## Exercise directions
In the entries below, find the lines with the word "渠道全时化" and copy them.

[Data records]
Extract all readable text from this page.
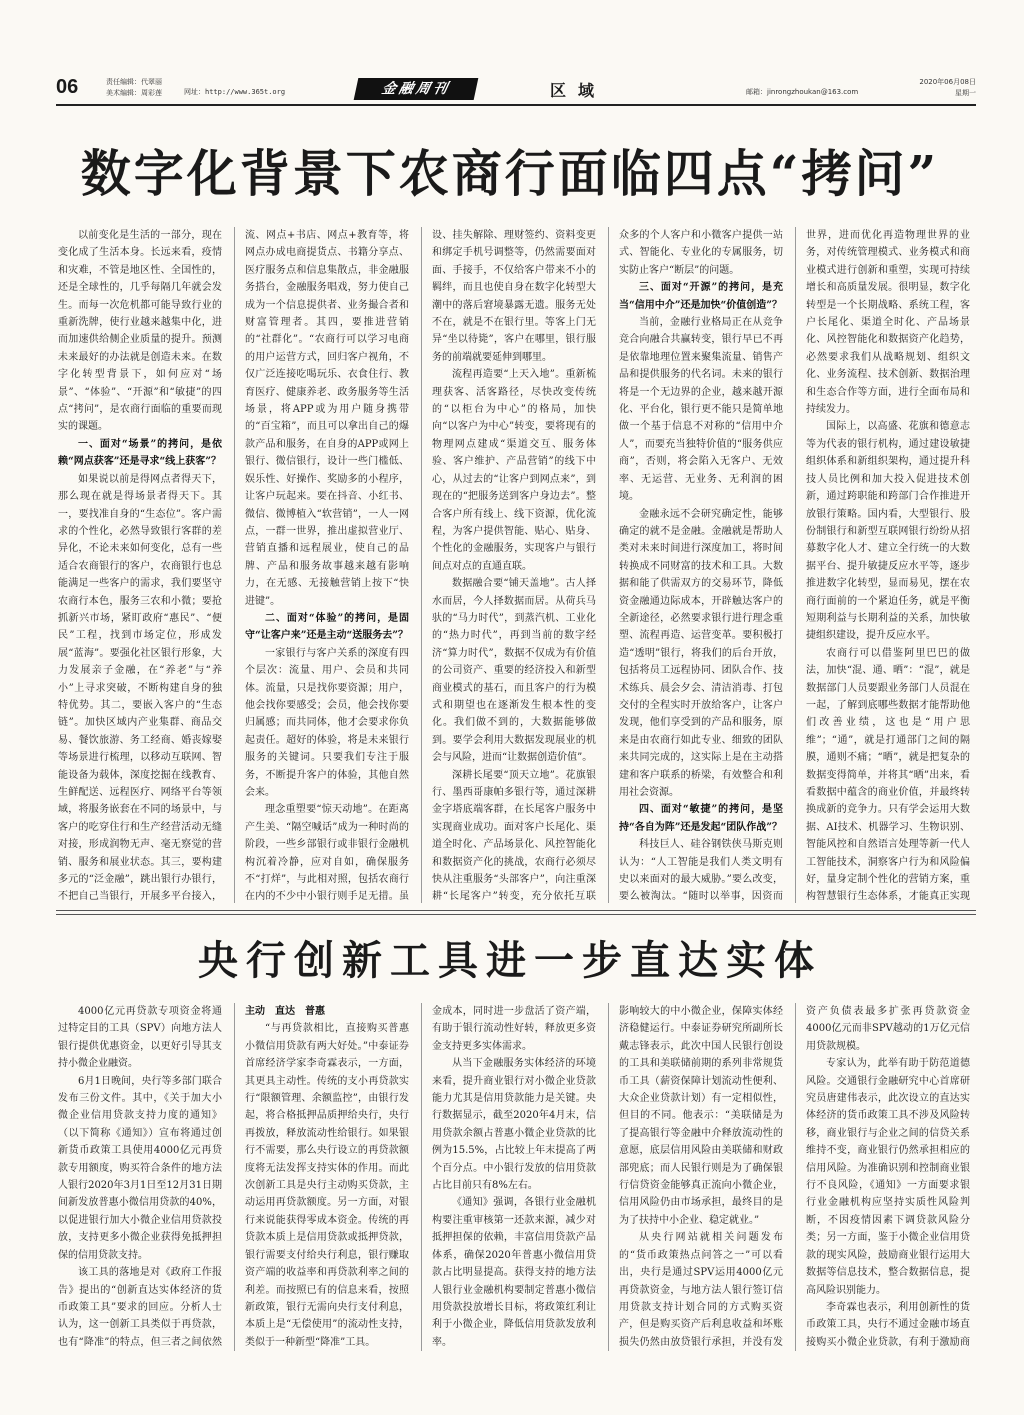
06	责任编辑：代翠丽
美术编辑：周彩莲	网址：http://www.365t.org	金融周刊	区域	邮箱：jinrongzhoukan@163.com
2020年06月08日
星期一
数字化背景下农商行面临四点“拷问”

以前变化是生活的一部分，现在变化成了生活本身。长远来看，疫情和灾难，不管是地区性、全国性的，还是全球性的，几乎每隔几年就会发生。而每一次危机都可能导致行业的重新洗牌，使行业越来越集中化，进而加速供给侧企业质量的提升。预测未来最好的办法就是创造未来。在数字化转型背景下，如何应对“场景”、“体验”、“开源”和“敏捷”的四点“拷问”，是农商行面临的重要而现实的课题。

一、面对“场景”的拷问，是依赖“网点获客”还是寻求“线上获客”？

如果说以前是得网点者得天下，那么现在就是得场景者得天下。其一，要找准自身的“生态位”。客户需求的个性化，必然导致银行客群的差异化，不论未来如何变化，总有一些适合农商银行的客户，农商银行也总能满足一些客户的需求，我们要坚守农商行本色，服务三农和小微；要抢抓新兴市场，紧盯政府“惠民”、“便民”工程，找到市场定位，形成发展“蓝海”。要强化社区银行形象，大力发展亲子金融，在“养老”与“养小”上寻求突破，不断构建自身的独特优势。其二，要嵌入客户的“生态链”。加快区域内产业集群、商品交易、餐饮旅游、务工经商、婚丧嫁娶等场景进行梳理，以移动互联网、智能设备为载体，深度挖掘在线教育、生鲜配送、远程医疗、网络平台等领域，将服务嵌套在不同的场景中，与客户的吃穿住行和生产经营活动无缝对接，形成润物无声、毫无察觉的营销、服务和展业状态。其三，要构建多元的“泛金融”，跳出银行办银行，不把自己当银行，开展多平台接入，

流、网点+书店、网点+教育等，将网点办成电商提货点、书籍分享点、医疗服务点和信息集散点，非金融服务搭台，金融服务唱戏，努力使自己成为一个信息提供者、业务撮合者和财富管理者。其四，要推进营销的“社群化”。“农商行可以学习电商的用户运营方式，回归客户视角，不仅广泛连接吃喝玩乐、衣食住行、教育医疗、健康养老、政务服务等生活场景，将APP或为用户随身携带的“百宝箱”，而且可以拿出自己的爆款产品和服务，在自身的APP或网上银行、微信银行，设计一些门槛低、娱乐性、好操作、奖励多的小程序，让客户玩起来。要在抖音、小红书、微信、微博植入“软营销”，一人一网点，一群一世界，推出虚拟营业厅、营销直播和远程展业，使自己的品牌、产品和服务故事越来越有影响力，在无感、无接触营销上按下“快进键”。

二、面对“体验”的拷问，是固守“让客户来”还是主动“送服务去”？

一家银行与客户关系的深度有四个层次：流量、用户、会员和共同体。流量，只是找你要资源；用户，他会找你要感受；会员，他会找你要归属感；而共同体，他才会要求你负起责任。超好的体验，将是未来银行服务的关键词。只要我们专注于服务，不断提升客户的体验，其他自然会来。

理念重塑要“惊天动地”。在距离产生美、“隔空喊话”成为一种时尚的阶段，一些乡部银行或非银行金融机构沉着冷静，应对自如，确保服务不“打烊”，与此相对照，包括农商行在内的不少中小银行则手足无措。虽

设、挂失解除、理财签约、资料变更和绑定手机号调整等，仍然需要面对面、手接手，不仅给客户带来不小的羁绊，而且也使自身在数字化转型大潮中的落后窘境暴露无遗。服务无处不在，就是不在银行里。等客上门无异“坐以待毙”，客户在哪里，银行服务的前端就要延伸到哪里。

流程再造要“上天入地”。重新梳理获客、活客路径，尽快改变传统的“以柜台为中心”的格局，加快向“以客户为中心”转变，要将现有的物理网点建成“渠道交互、服务体验、客户维护、产品营销”的线下中心，从过去的“让客户到网点来”，到现在的“把服务送到客户身边去”。整合客户所有线上、线下资源，优化流程，为客户提供智能、贴心、贴身、个性化的金融服务，实现客户与银行间点对点的直通直联。

数据融合要“铺天盖地”。古人择水而居，今人择数据而居。从荷兵马驮的“马力时代”，到蒸汽机、工业化的“热力时代”，再到当前的数字经济“算力时代”，数据不仅成为有价值的公司资产、重要的经济投入和新型商业模式的基石，而且客户的行为模式和期望也在逐渐发生根本性的变化。我们做不到的，大数据能够做到。要学会利用大数据发现展业的机会与风险，进而“让数据创造价值”。

深耕长尾要“顶天立地”。花旗银行、墨西哥康帕多银行等，通过深耕金字塔底端客群，在长尾客户服务中实现商业成功。面对客户长尾化、渠道全时化、产品场景化、风控智能化和数据资产化的挑战，农商行必须尽快从注重服务“头部客户”，向注重深耕“长尾客户”转变，充分依托互联

众多的个人客户和小微客户提供一站式、智能化、专业化的专属服务，切实防止客户“断层”的问题。

三、面对“开源”的拷问，是充当“信用中介”还是加快“价值创造”？

当前，金融行业格局正在从竞争竞合向融合共赢转变，银行早已不再是依靠地理位置来聚集流量、销售产品和提供服务的代名词。未来的银行将是一个无边界的企业，越来越开源化、平台化，银行更不能只是简单地做一个基于信息不对称的“信用中介人”，而要充当独特价值的“服务供应商”，否则，将会陷入无客户、无效率、无运营、无业务、无利润的困境。

金融永远不会研究确定性，能够确定的就不是金融。金融就是帮助人类对未来时间进行深度加工，将时间转换成不同财富的技术和工具。大数据和能了供需双方的交易环节，降低资金融通边际成本，开辟触达客户的全新途径，必然要求银行进行理念重塑、流程再造、运营变革。要积极打造“透明”银行，将我们的后台开放，包括将员工远程协同、团队合作、技术练兵、晨会夕会、清洁消毒、打包交付的全程实时开放给客户，让客户发现，他们享受到的产品和服务，原来是由农商行如此专业、细致的团队来共同完成的，这实际上是在主动搭建和客户联系的桥梁，有效整合和利用社会资源。

四、面对“敏捷”的拷问，是坚持“各自为阵”还是发起“团队作战”？

科技巨人、硅谷钢铁侠马斯克则认为：“人工智能是我们人类文明有史以来面对的最大威胁。”要么改变，要么被淘汰。“随时以举事，因资而

世界，进而优化再造物理世界的业务，对传统管理模式、业务模式和商业模式进行创新和重塑，实现可持续增长和高质量发展。很明显，数字化转型是一个长期战略、系统工程，客户长尾化、渠道全时化、产品场景化、风控智能化和数据资产化趋势，必然要求我们从战略规划、组织文化、业务流程、技术创新、数据治理和生态合作等方面，进行全面布局和持续发力。

国际上，以高盛、花旗和德意志等为代表的银行机构，通过建设敏捷组织体系和新组织架构，通过提升科技人员比例和加大投入促进技术创新，通过跨职能和跨部门合作推进开放银行策略。国内看，大型银行、股份制银行和新型互联网银行纷纷从招募数字化人才、建立全行统一的大数据平台、提升敏捷反应水平等，逐步推进数字化转型，显而易见，摆在农商行面前的一个紧迫任务，就是平衡短期利益与长期利益的关系，加快敏捷组织建设，提升反应水平。

农商行可以借鉴阿里巴巴的做法，加快“混、通、晒”：“混”，就是数据部门人员要跟业务部门人员混在一起，了解到底哪些数据才能帮助他们改善业绩，这也是“用户思维”；“通”，就是打通部门之间的隔膜，通则不痛；“晒”，就是把复杂的数据变得简单，并将其“晒”出来，看看数据中蕴含的商业价值，并最终转换成新的竞争力。只有学会运用大数据、AI技术、机器学习、生物识别、智能风控和自然语言处理等新一代人工智能技术，洞察客户行为和风险偏好，量身定制个性化的营销方案，重构智慧银行生态体系，才能真正实现

央行创新工具进一步直达实体

4000亿元再贷款专项资金将通过特定目的工具（SPV）向地方法人银行提供优惠资金，以更好引导其支持小微企业融资。

6月1日晚间，央行等多部门联合发布三份文件。其中，《关于加大小微企业信用贷款支持力度的通知》（以下简称《通知》）宣布将通过创新货币政策工具使用4000亿元再贷款专用额度，购买符合条件的地方法人银行2020年3月1日至12月31日期间新发放普惠小微信用贷款的40%，以促进银行加大小微企业信用贷款投放，支持更多小微企业获得免抵押担保的信用贷款支持。

该工具的落地是对《政府工作报告》提出的“创新直达实体经济的货币政策工具”要求的回应。分析人士认为，这一创新工具类似于再贷款，也有“降准”的特点，但三者之间依然

主动　直达　普惠

“与再贷款相比，直接购买普惠小微信用贷款有两大好处。”中泰证券首席经济学家李奇霖表示，一方面，其更具主动性。传统的支小再贷款实行“限额管理、余额监控”，由银行发起，将合格抵押品质押给央行，央行再拨放，释放流动性给银行。如果银行不需要，那么央行设立的再贷款额度将无法发挥支持实体的作用。而此次创新工具是央行主动购买贷款，主动运用再贷款额度。另一方面，对银行来说能获得零成本资金。传统的再贷款本质上是信用贷款或抵押贷款，银行需要支付给央行利息，银行赚取资产端的收益率和再贷款利率之间的利差。而按照已有的信息来看，按照新政策，银行无需向央行支付利息，本质上是“无偿使用”的流动性支持，类似于一种新型“降准”工具。

金成本，同时进一步盘活了资产端，有助于银行流动性好转，释放更多资金支持更多实体需求。

从当下金融服务实体经济的环境来看，提升商业银行对小微企业贷款能力尤其是信用贷款能力是关键。央行数据显示，截至2020年4月末，信用贷款余额占普惠小微企业贷款的比例为15.5%，占比较上年末提高了两个百分点。中小银行发放的信用贷款占比目前只有8%左右。

《通知》强调，各银行业金融机构要注重审核第一还款来源，减少对抵押担保的依赖，丰富信用贷款产品体系，确保2020年普惠小微信用贷款占比明显提高。获得支持的地方法人银行业金融机构要制定普惠小微信用贷款投放增长目标，将政策红利让利于小微企业，降低信用贷款发放利率。

影响较大的中小微企业，保障实体经济稳健运行。中泰证券研究所副所长戴志锋表示，此次中国人民银行创设的工具和美联储前期的系列非常规货币工具（薪资保障计划流动性便利、大众企业贷款计划）有一定相似性，但目的不同。他表示：“美联储是为了提高银行等金融中介释放流动性的意愿，底层信用风险由美联储和财政部兜底；而人民银行则是为了确保银行信贷资金能够真正流向小微企业，信用风险仍由市场承担，最终目的是为了扶持中小企业、稳定就业。”

从央行网站就相关问题发布的“货币政策热点问答之一”可以看出，央行是通过SPV运用4000亿元再贷款资金，与地方法人银行签订信用贷款支持计划合同的方式购买资产，但是购买资产后利息收益和坏账损失仍然由放贷银行承担，并没有发

资产负债表最多扩张再贷款资金4000亿元而非SPV越动的1万亿元信用贷款规模。

专家认为，此举有助于防范道德风险。交通银行金融研究中心首席研究员唐建伟表示，此次设立的直达实体经济的货币政策工具不涉及风险转移，商业银行与企业之间的信贷关系维持不变，商业银行仍然承担相应的信用风险。为准确识别和控制商业银行不良风险，《通知》一方面要求银行业金融机构应坚持实质性风险判断，不因疫情因素下调贷款风险分类；另一方面，鉴于小微企业信用贷款的现实风险，鼓励商业银行运用大数据等信息技术，整合数据信息，提高风险识别能力。

李奇霖也表示，利用创新性的货币政策工具，央行不通过金融市场直接购买小微企业贷款，有利于激励商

## Written answer
深耕长尾要“顶天立地”。花旗银行、墨西哥康帕多银行等，通过深耕金字塔底端客群，在长尾客户服务中实现商业成功。面对客户长尾化、渠道全时化、产品场景化、风控智能化和数据资产化的挑战，农商行必须尽快从注重服务“头部客户”，向注重深耕“长尾客户”转变，充分依托互联
世界，进而优化再造物理世界的业务，对传统管理模式、业务模式和商业模式进行创新和重塑，实现可持续增长和高质量发展。很明显，数字化转型是一个长期战略、系统工程，客户长尾化、渠道全时化、产品场景化、风控智能化和数据资产化趋势，必然要求我们从战略规划、组织文化、业务流程、技术创新、数据治理和生态合作等方面，进行全面布局和持续发力。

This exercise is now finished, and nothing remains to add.